### Stated goal:
Pull every line containing "color" out of the material below.

[Figure content listings]
####

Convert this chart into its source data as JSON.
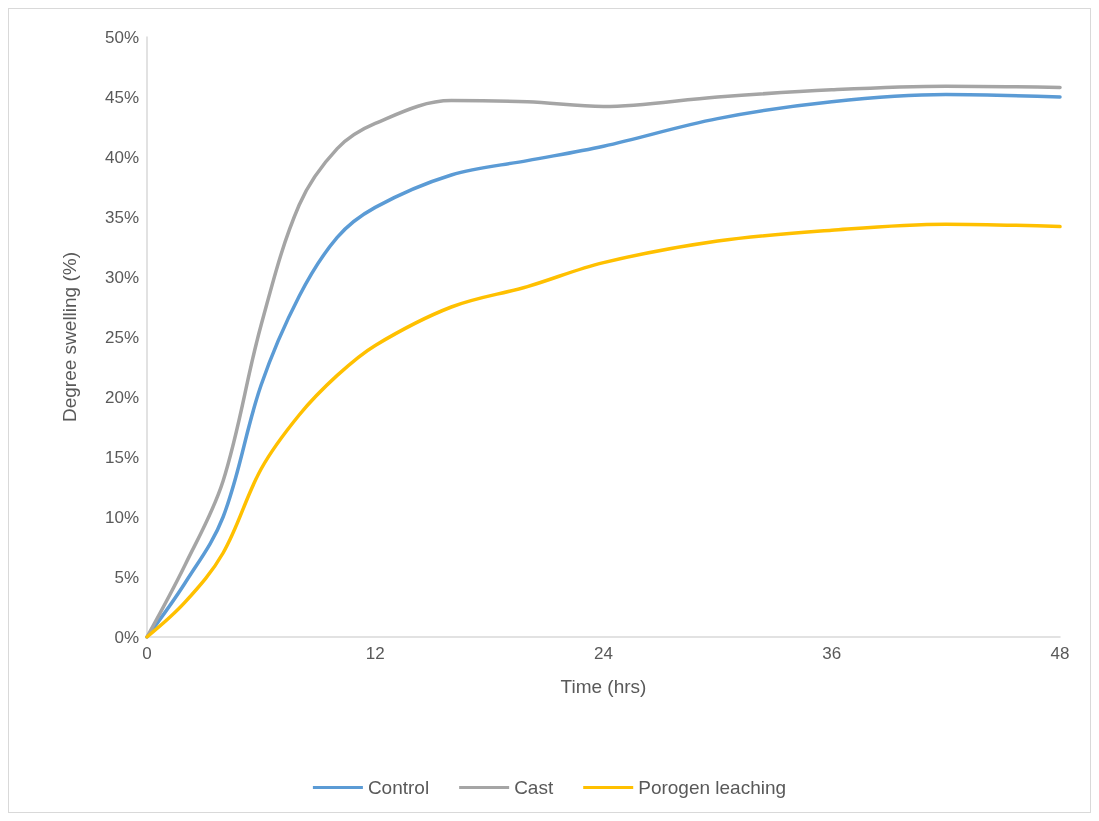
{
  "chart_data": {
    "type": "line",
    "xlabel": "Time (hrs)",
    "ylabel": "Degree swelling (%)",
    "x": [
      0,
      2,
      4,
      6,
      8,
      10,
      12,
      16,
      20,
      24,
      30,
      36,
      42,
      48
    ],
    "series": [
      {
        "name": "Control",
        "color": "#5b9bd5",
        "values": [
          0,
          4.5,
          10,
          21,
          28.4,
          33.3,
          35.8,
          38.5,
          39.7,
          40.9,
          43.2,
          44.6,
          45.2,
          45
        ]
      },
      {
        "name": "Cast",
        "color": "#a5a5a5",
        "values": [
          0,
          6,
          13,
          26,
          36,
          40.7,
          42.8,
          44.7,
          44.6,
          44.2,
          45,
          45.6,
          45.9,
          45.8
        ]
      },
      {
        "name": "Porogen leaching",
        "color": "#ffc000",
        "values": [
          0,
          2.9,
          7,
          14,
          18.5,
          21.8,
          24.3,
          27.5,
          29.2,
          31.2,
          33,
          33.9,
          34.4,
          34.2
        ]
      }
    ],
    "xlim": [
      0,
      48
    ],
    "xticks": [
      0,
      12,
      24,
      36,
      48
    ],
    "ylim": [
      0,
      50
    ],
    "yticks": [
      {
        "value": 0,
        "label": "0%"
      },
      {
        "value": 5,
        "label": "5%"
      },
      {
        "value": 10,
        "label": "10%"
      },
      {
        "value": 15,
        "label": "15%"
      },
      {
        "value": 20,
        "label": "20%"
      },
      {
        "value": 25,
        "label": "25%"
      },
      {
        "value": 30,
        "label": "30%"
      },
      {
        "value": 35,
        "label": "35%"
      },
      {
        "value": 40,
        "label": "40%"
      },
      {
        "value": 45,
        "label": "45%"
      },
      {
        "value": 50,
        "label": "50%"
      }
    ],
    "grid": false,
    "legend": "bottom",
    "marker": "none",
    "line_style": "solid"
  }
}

####

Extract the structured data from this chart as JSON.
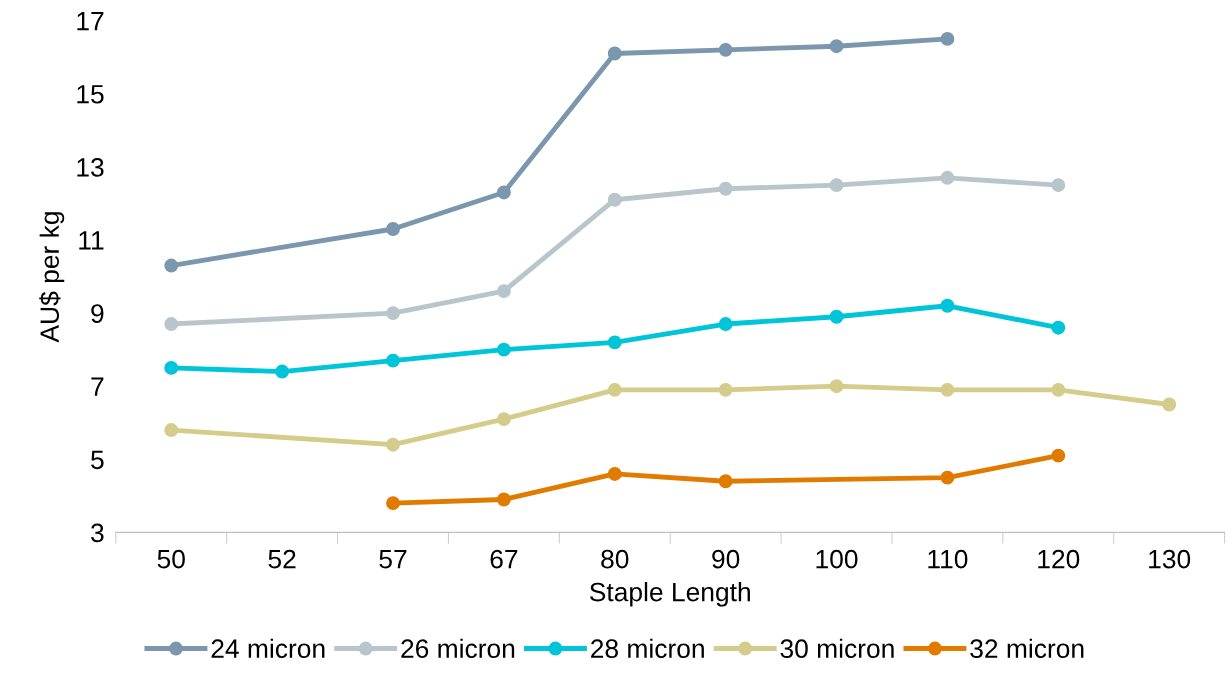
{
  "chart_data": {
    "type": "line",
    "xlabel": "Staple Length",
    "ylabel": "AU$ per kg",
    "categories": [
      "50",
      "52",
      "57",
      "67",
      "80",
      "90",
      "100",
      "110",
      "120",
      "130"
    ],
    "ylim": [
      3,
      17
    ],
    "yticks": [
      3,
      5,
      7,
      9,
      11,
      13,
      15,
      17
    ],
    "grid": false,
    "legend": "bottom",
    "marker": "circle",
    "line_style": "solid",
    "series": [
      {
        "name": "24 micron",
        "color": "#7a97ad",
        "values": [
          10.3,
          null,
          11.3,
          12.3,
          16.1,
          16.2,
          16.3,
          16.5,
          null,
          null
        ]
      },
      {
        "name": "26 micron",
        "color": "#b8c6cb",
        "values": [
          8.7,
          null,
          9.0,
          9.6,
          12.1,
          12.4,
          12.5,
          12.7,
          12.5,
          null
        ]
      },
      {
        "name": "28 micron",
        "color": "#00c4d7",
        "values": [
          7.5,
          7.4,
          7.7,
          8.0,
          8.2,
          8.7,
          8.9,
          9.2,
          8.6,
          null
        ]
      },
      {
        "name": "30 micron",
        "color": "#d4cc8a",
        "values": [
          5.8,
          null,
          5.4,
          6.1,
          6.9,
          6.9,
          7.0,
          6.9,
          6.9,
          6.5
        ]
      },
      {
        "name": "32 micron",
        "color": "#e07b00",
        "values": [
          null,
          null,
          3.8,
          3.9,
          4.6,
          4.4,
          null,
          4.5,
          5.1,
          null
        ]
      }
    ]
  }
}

####

### Solution for this task:
        "color": "#5b9bd5",
        "color": "#a5a5a5",
        "color": "#ffc000",
        "color": "#7a97ad",
        "color": "#b8c6cb",
        "color": "#00c4d7",
        "color": "#d4cc8a",
        "color": "#e07b00",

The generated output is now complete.